### Entries provided
---+---

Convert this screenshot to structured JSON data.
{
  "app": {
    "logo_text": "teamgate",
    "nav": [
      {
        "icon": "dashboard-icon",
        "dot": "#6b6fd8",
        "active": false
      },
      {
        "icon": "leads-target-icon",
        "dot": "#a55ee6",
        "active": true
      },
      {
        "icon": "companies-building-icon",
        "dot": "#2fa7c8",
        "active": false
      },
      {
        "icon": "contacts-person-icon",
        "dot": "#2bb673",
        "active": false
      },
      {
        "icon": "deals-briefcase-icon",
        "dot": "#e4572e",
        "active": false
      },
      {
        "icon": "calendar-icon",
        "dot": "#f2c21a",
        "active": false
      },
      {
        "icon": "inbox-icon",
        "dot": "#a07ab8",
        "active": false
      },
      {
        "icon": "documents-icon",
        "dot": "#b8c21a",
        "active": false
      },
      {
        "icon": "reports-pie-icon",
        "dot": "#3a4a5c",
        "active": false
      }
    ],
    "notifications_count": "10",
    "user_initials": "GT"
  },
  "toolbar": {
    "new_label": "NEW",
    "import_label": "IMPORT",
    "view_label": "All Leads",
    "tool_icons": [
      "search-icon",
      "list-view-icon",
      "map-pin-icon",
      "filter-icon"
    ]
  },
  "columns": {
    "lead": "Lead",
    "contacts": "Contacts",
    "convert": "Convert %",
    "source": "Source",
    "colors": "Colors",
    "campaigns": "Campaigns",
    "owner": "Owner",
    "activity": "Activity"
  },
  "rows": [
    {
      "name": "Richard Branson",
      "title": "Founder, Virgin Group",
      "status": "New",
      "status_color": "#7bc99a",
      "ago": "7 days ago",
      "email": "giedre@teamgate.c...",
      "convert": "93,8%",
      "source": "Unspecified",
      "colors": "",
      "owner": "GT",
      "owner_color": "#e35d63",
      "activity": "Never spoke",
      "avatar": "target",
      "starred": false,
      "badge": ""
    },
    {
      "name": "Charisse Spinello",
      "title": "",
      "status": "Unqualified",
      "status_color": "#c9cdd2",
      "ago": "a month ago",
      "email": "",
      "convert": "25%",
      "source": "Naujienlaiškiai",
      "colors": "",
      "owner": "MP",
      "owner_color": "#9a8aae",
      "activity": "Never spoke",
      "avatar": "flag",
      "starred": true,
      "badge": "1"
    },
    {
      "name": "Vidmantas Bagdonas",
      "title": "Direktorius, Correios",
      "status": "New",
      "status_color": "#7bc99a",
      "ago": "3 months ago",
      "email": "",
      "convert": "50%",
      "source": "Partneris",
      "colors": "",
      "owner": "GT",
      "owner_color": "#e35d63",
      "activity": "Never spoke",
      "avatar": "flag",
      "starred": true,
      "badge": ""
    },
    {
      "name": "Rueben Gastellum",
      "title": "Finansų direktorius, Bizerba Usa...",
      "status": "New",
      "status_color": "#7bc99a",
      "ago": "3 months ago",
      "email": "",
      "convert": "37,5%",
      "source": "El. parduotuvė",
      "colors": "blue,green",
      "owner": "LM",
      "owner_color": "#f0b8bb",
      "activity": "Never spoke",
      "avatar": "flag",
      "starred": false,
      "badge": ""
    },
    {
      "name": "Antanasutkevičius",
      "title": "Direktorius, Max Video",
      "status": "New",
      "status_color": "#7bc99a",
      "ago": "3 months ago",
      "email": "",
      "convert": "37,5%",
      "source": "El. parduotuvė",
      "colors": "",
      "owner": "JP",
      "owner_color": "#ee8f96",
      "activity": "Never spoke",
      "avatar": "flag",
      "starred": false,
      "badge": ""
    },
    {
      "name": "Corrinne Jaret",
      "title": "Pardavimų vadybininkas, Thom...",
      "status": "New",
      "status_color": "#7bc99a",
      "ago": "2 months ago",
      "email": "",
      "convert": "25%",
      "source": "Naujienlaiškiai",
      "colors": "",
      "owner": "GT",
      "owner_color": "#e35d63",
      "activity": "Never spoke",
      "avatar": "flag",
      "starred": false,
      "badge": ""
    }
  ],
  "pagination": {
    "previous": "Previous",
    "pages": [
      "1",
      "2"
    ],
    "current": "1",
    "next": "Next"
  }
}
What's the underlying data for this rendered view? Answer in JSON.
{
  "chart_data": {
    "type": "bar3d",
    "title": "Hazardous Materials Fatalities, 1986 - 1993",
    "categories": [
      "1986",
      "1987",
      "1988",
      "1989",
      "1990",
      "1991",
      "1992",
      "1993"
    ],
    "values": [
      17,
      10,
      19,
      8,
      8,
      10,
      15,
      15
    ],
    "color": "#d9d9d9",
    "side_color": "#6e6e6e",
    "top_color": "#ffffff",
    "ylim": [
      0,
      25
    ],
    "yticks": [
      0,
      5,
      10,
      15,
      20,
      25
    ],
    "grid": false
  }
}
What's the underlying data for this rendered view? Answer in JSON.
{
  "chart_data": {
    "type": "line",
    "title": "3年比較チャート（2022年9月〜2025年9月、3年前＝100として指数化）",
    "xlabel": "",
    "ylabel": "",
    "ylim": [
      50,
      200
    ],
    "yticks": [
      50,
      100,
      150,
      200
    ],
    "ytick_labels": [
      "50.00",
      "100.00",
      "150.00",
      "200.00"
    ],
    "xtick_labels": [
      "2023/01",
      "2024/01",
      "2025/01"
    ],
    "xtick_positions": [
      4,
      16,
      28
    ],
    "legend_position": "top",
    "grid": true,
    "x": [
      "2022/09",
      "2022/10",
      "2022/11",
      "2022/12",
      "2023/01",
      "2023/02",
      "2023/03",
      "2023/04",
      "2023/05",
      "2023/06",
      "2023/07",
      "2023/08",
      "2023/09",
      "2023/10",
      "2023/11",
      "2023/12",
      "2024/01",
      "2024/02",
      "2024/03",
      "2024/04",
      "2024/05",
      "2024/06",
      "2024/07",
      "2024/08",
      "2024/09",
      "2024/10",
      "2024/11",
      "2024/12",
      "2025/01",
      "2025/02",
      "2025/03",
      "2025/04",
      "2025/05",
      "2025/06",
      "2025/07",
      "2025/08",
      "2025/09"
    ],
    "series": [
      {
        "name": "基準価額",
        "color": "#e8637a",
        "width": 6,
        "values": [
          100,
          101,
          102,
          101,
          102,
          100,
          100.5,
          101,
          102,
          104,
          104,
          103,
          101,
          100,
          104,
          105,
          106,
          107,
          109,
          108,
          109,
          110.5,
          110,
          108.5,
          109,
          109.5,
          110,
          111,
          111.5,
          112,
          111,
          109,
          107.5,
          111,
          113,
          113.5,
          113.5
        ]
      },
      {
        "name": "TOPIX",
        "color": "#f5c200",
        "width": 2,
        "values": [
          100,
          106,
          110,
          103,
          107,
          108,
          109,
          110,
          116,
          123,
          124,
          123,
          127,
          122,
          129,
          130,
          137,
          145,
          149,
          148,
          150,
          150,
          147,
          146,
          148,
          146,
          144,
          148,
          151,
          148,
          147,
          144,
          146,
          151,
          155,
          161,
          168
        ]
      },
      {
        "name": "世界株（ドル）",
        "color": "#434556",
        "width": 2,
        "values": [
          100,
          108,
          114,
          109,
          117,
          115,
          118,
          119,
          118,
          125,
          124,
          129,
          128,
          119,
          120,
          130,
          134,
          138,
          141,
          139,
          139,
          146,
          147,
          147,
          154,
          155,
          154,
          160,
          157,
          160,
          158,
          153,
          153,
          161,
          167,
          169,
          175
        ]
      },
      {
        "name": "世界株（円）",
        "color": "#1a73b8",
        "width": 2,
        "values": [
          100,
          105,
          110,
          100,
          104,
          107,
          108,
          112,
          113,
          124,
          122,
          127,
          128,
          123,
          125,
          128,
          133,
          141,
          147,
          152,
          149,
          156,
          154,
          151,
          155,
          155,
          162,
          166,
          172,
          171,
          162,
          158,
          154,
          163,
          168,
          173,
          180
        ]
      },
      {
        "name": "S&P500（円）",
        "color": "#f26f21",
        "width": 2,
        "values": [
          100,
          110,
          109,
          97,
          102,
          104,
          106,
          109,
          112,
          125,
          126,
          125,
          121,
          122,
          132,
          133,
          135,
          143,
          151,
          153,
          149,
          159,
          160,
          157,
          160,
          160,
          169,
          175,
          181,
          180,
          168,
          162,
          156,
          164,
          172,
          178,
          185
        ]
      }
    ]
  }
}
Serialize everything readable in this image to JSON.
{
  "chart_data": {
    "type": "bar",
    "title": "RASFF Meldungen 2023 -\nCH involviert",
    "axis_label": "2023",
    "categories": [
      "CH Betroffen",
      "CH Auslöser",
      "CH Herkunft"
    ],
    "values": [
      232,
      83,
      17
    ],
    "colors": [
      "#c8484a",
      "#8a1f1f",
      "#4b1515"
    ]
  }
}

---+---

### Required task
Check each line of the entries above, and show every one holding the word "true".

### Solution for this problem
        "active": true
      "starred": true,
      "starred": true,
    "grid": true,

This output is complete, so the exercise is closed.